## Begin Data rows

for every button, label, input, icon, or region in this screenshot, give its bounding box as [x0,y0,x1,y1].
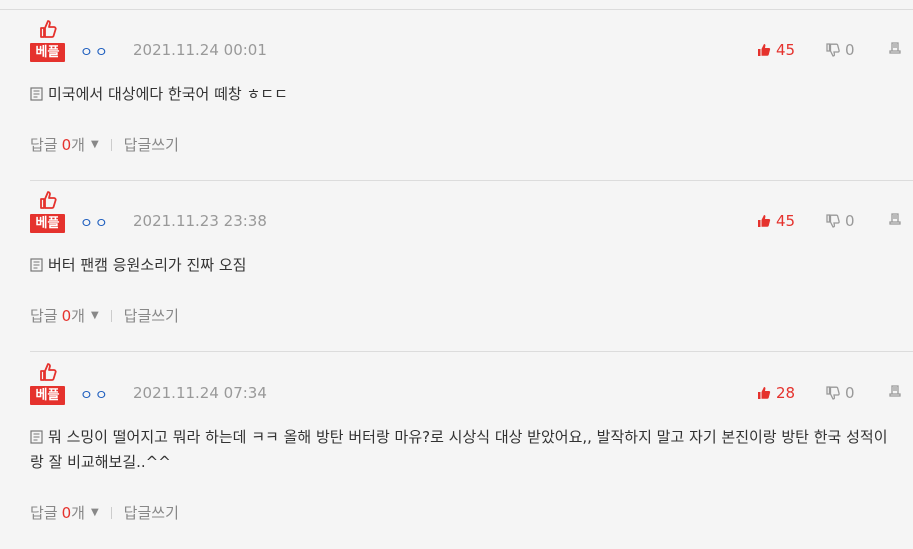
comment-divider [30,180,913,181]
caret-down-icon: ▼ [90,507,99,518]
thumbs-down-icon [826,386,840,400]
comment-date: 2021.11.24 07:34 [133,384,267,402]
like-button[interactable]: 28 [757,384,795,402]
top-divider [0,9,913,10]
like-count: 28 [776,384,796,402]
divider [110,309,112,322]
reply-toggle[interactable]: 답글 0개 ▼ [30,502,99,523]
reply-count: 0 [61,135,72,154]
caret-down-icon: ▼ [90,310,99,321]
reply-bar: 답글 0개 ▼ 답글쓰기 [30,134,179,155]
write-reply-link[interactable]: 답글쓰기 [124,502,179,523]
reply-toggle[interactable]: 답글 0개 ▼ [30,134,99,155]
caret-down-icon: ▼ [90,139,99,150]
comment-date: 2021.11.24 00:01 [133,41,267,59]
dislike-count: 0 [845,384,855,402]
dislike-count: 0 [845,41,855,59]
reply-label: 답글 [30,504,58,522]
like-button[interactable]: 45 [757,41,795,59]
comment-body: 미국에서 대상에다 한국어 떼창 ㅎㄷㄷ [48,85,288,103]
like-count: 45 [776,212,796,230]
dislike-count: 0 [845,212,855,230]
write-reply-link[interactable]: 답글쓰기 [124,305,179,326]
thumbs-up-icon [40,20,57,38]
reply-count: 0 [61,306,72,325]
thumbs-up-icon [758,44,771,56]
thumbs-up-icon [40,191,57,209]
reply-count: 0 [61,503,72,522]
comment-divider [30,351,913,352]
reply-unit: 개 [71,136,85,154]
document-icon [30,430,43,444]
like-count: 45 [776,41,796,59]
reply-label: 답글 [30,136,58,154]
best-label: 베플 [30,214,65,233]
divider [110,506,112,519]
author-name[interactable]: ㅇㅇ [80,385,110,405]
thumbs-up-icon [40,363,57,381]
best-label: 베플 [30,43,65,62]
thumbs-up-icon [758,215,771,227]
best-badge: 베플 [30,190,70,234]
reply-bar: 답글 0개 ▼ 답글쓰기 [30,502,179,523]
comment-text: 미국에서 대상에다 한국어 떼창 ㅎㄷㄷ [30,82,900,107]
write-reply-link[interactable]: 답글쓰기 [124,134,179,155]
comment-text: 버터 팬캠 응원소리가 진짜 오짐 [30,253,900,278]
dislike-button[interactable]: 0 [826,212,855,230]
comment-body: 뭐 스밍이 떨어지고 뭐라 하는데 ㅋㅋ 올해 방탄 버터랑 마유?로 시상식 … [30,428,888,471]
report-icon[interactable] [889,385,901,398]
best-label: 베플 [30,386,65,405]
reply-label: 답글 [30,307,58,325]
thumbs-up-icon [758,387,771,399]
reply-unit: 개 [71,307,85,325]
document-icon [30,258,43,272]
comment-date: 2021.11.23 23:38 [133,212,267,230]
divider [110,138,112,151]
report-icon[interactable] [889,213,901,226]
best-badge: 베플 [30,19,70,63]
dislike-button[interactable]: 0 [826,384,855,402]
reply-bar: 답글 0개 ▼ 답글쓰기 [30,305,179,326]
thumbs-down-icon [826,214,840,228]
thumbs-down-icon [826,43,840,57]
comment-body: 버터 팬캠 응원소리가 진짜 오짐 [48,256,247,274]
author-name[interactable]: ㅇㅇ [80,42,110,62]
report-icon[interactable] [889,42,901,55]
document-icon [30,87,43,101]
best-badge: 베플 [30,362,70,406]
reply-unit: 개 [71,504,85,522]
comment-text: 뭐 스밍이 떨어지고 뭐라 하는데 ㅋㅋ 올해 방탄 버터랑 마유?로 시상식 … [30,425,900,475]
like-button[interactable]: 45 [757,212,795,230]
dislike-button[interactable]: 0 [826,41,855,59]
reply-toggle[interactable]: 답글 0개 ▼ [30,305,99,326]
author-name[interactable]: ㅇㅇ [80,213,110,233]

## End Data rows

Reproduce without alteration the lines of the listing from the line with "comment-divider [30,180,913,181]" to the line with "divider [110,309,112,322]", including both of those lines.

comment-divider [30,180,913,181]
caret-down-icon: ▼ [90,507,99,518]
thumbs-down-icon [826,386,840,400]
comment-date: 2021.11.24 07:34 [133,384,267,402]
like-button[interactable]: 28 [757,384,795,402]
top-divider [0,9,913,10]
like-count: 28 [776,384,796,402]
divider [110,309,112,322]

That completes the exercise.